Scan the entries below for the word "老T动漫特摄论". Copy each line that has it.
— START Provided data —
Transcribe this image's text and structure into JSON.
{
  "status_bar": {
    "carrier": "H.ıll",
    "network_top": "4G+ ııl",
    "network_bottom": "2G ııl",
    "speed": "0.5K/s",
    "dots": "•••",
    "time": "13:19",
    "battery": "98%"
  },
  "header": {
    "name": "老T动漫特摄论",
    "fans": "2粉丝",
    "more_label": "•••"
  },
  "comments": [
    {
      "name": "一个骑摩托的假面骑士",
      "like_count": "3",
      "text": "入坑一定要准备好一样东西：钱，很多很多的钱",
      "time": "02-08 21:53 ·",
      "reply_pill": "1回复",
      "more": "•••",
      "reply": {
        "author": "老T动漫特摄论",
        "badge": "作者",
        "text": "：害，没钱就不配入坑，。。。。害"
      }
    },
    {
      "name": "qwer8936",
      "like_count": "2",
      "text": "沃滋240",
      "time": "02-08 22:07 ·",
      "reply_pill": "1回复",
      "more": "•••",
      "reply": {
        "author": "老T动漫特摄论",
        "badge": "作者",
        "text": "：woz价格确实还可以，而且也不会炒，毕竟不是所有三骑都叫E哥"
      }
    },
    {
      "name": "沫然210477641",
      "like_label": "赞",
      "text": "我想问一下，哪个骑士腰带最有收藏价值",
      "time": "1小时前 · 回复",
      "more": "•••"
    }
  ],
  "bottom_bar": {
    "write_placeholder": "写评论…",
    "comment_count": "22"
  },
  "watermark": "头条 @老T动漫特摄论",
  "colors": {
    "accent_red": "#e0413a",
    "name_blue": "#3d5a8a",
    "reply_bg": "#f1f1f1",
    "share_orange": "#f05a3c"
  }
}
— END Provided data —
— START Provided data —
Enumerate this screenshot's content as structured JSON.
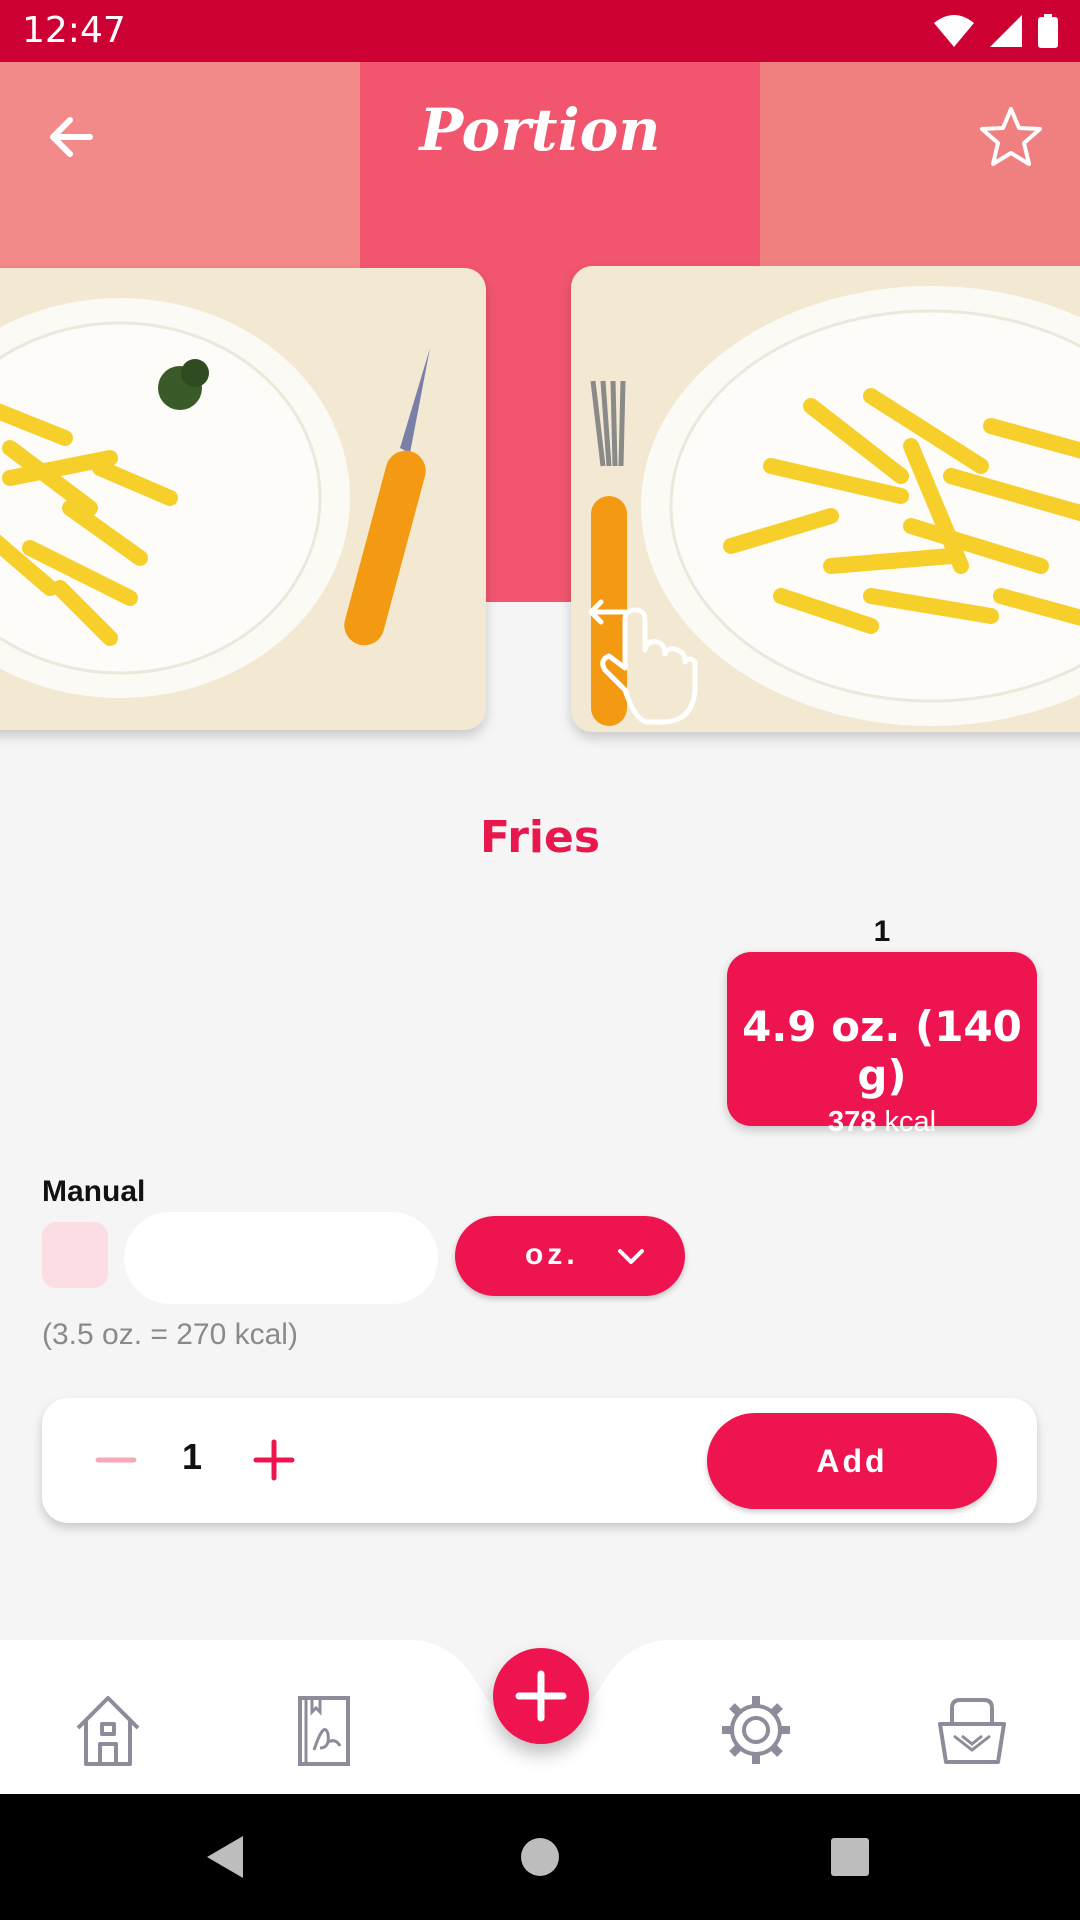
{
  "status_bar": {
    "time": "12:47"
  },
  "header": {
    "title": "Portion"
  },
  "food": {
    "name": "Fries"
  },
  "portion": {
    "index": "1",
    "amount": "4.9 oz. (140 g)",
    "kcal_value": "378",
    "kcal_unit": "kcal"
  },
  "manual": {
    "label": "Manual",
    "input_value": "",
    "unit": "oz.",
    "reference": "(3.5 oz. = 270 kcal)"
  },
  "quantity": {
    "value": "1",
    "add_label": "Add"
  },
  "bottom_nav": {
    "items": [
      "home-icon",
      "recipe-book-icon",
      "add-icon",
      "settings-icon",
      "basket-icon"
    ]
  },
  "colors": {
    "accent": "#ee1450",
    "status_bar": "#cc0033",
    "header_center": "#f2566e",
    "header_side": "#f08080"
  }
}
— END Provided data —
Exercise response
    "name": "老T动漫特摄论",
        "author": "老T动漫特摄论",
        "author": "老T动漫特摄论",
  "watermark": "头条 @老T动漫特摄论",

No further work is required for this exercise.